### [EXERCISE BRIEF]
From the entries below, copy out every line with "label" in it.

————

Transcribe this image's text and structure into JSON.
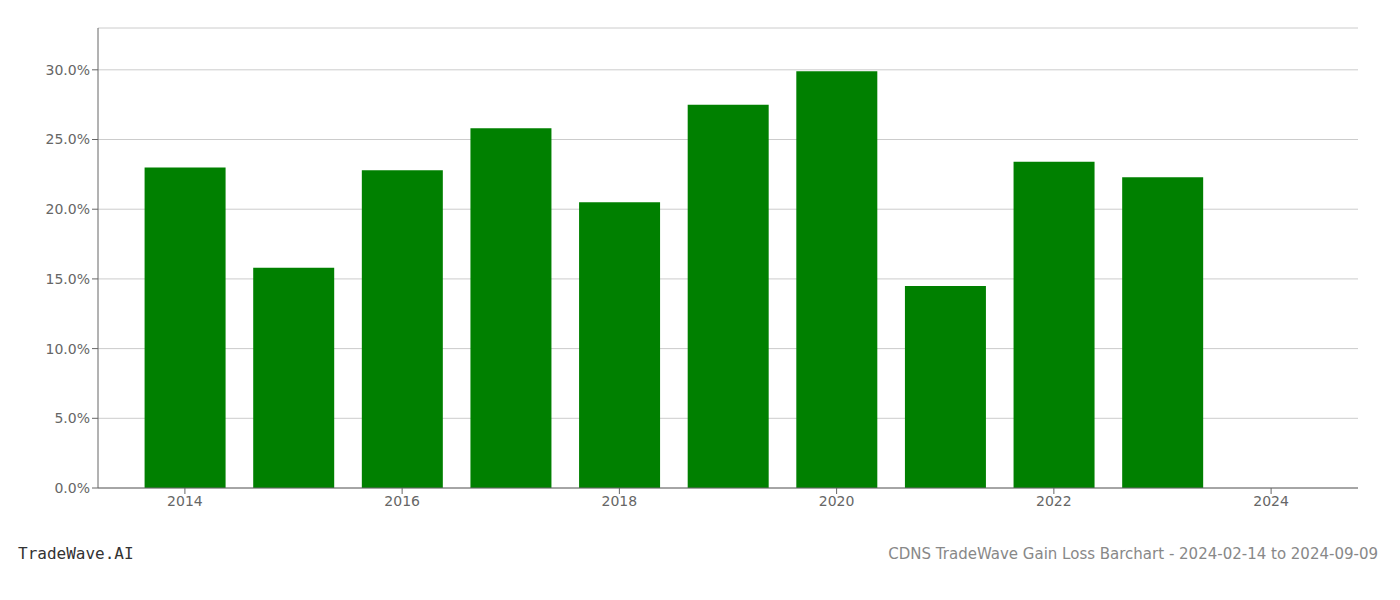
{
  "chart_data": {
    "type": "bar",
    "title": "CDNS TradeWave Gain Loss Barchart - 2024-02-14 to 2024-09-09",
    "annotations": [
      "TradeWave.AI"
    ],
    "x": [
      2014,
      2015,
      2016,
      2017,
      2018,
      2019,
      2020,
      2021,
      2022,
      2023
    ],
    "values": [
      0.23,
      0.158,
      0.228,
      0.258,
      0.205,
      0.275,
      0.299,
      0.145,
      0.234,
      0.223
    ],
    "color": "#008000",
    "xlim": [
      2013.2,
      2024.8
    ],
    "xticks": [
      2014,
      2016,
      2018,
      2020,
      2022,
      2024
    ],
    "ylim": [
      0,
      0.33
    ],
    "yticks": [
      {
        "value": 0.0,
        "label": "0.0%"
      },
      {
        "value": 0.05,
        "label": "5.0%"
      },
      {
        "value": 0.1,
        "label": "10.0%"
      },
      {
        "value": 0.15,
        "label": "15.0%"
      },
      {
        "value": 0.2,
        "label": "20.0%"
      },
      {
        "value": 0.25,
        "label": "25.0%"
      },
      {
        "value": 0.3,
        "label": "30.0%"
      }
    ],
    "grid": true
  }
}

————

### [RESPONSE TO THIS EXERCISE]
        "label": "0.0%"
        "label": "5.0%"
        "label": "10.0%"
        "label": "15.0%"
        "label": "20.0%"
        "label": "25.0%"
        "label": "30.0%"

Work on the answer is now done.